• **Problem set**
**1.** Reproduce everything in the blog post about reading from "cookie christine said..." down to "maurinsky said...".
**2.** In the records, change "menu-item" to "menu-option" in everything from the first line down to the line containing "bookmark-icon[interactable]: [9, 132, 23, 146]", leaving the rest unaltered, and return only those lines.

• **Selected text**
Tuesday, September 13, 2005

Reading

I just finished re-reading So Long, and Thanks for All the Fish (review). I didn't remember much about it from the first time I read it, but it turns out that was probably because there wasn't much to it in the first place. It was very short and seemed to end very abruptly. Now, I'm going to move on to re-reading Mostly Harmless, which I also don't remember much about. After that, I will probably start on Cryptonomicon, unless I can find the next book in the Saga of the Seven Suns first without having to buy it in hardback.

What's everyone else reading?

Posted by

6 comments:

cookie christine said...

I'm reading Cloud Atlas but David Mitchell. It's really interesting. A bunch of different story lines that I certainly hope will get tied together by the end.

maurinsky said...

I just finished reading two frothy chick-lit type novels. What? I had to give my brain, which is working hard in math class, a break.

Stored data:
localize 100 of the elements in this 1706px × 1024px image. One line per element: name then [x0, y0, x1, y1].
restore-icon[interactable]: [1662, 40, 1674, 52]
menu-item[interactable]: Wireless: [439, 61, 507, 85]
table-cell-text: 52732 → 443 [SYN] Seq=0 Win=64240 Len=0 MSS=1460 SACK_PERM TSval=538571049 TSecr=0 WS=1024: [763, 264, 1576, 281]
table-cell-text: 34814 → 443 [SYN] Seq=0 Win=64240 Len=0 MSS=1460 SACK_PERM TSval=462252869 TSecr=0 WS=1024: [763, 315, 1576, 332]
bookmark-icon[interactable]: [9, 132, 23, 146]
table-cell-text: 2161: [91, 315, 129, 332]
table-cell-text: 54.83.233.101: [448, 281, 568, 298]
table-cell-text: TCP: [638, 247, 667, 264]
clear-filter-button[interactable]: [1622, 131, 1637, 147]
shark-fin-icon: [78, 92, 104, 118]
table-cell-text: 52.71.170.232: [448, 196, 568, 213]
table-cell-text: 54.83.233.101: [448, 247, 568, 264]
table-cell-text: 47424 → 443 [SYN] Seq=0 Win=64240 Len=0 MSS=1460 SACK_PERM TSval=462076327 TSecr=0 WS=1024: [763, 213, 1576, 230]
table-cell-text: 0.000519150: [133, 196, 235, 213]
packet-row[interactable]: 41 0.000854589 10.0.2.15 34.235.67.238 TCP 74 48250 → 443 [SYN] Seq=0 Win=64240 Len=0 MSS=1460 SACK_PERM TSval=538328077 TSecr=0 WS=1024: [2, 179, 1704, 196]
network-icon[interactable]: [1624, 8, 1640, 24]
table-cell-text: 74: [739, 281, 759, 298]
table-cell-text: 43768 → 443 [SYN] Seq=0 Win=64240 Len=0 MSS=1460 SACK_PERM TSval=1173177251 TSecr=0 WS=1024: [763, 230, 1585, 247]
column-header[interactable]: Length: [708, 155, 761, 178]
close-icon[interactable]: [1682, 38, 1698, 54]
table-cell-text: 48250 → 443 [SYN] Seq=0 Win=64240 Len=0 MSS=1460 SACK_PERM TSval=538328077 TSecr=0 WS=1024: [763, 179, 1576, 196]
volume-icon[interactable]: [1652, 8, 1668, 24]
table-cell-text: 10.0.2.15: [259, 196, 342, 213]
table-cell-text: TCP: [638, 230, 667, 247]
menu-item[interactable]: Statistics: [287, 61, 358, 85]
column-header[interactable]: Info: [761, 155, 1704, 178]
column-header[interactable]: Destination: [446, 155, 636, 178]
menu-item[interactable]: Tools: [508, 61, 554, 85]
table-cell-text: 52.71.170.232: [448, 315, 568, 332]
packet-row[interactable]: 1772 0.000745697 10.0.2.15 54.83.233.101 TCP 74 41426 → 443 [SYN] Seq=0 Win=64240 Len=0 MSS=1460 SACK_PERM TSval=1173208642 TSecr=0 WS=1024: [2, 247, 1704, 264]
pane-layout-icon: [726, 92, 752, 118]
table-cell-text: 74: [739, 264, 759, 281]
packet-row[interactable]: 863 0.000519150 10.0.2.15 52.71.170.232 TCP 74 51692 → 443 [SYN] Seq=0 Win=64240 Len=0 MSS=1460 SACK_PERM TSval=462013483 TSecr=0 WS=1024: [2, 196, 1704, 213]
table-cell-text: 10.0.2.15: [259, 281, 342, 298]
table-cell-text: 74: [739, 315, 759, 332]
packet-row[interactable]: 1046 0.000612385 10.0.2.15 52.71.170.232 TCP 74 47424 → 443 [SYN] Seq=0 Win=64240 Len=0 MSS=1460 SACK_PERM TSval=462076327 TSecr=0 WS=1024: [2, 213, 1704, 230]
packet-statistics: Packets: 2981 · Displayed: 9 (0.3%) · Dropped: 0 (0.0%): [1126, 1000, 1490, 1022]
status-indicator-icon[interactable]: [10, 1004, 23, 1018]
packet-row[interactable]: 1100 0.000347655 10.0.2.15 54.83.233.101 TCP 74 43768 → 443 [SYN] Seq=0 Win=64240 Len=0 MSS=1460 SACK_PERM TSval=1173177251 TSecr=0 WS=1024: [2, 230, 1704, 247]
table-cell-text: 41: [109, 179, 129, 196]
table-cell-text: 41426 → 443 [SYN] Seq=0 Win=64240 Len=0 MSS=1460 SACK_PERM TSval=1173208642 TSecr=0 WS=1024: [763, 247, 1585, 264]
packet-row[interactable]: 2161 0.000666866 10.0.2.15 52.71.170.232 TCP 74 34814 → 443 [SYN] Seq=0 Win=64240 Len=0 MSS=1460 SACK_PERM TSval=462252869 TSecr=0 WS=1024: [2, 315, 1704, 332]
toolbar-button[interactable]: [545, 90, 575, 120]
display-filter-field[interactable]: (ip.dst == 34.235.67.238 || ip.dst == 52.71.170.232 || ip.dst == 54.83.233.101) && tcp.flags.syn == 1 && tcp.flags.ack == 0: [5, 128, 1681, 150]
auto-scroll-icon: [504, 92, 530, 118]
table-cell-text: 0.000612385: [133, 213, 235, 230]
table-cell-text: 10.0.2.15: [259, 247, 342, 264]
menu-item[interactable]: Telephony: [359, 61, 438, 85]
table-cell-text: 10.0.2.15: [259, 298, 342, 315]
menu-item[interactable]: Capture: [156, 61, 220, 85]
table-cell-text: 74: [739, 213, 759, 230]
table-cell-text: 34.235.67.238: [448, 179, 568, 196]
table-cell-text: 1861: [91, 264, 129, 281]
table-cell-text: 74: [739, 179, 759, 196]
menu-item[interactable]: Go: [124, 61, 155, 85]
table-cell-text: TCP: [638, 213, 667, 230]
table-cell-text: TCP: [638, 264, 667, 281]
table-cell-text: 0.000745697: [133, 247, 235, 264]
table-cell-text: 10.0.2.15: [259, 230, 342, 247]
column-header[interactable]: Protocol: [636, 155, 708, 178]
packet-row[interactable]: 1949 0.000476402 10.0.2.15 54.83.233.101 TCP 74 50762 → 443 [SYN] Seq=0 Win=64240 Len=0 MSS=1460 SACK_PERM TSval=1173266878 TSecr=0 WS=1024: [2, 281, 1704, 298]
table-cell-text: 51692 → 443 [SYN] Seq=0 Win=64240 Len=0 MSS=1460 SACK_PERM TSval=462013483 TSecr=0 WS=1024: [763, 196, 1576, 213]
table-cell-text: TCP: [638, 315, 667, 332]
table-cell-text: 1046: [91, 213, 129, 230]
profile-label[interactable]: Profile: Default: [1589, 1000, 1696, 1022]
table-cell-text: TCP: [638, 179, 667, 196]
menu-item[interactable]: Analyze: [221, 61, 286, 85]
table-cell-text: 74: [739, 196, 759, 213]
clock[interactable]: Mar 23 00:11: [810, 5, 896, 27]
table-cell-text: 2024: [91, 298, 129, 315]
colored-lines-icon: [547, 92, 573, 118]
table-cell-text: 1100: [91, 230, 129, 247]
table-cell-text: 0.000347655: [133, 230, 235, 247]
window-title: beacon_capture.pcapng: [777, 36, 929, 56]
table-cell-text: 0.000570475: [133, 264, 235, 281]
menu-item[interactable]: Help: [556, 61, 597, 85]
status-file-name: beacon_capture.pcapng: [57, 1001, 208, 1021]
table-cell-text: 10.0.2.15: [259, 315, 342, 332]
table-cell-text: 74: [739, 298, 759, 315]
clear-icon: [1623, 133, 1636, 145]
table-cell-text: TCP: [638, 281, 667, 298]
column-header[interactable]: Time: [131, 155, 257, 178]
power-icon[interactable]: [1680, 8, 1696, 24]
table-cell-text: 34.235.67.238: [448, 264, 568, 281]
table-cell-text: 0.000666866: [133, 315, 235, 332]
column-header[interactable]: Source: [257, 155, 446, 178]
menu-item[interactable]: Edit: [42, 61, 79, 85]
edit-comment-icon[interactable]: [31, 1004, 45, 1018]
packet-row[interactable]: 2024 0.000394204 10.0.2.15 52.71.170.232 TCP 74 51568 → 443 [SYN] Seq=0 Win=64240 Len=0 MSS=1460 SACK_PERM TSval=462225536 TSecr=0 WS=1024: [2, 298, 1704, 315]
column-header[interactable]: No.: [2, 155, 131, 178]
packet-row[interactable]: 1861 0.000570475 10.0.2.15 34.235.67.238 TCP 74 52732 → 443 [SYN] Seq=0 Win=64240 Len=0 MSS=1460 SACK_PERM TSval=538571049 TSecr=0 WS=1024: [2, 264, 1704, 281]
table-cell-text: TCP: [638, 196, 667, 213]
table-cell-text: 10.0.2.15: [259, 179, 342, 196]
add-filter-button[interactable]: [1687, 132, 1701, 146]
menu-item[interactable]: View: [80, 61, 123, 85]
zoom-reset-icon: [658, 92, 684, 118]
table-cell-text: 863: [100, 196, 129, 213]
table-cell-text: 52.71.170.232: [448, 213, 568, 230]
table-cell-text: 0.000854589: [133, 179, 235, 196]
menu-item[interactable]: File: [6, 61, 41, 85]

• **Results**
**1.**
cookie christine said...

I'm reading Cloud Atlas but David Mitchell. It's really interesting. A bunch of different story lines that I certainly hope will get tied together by the end.

maurinsky said...

**2.**
localize 100 of the elements in this 1706px × 1024px image. One line per element: name then [x0, y0, x1, y1].
restore-icon[interactable]: [1662, 40, 1674, 52]
menu-option[interactable]: Wireless: [439, 61, 507, 85]
table-cell-text: 52732 → 443 [SYN] Seq=0 Win=64240 Len=0 MSS=1460 SACK_PERM TSval=538571049 TSecr=0 WS=1024: [763, 264, 1576, 281]
table-cell-text: 34814 → 443 [SYN] Seq=0 Win=64240 Len=0 MSS=1460 SACK_PERM TSval=462252869 TSecr=0 WS=1024: [763, 315, 1576, 332]
bookmark-icon[interactable]: [9, 132, 23, 146]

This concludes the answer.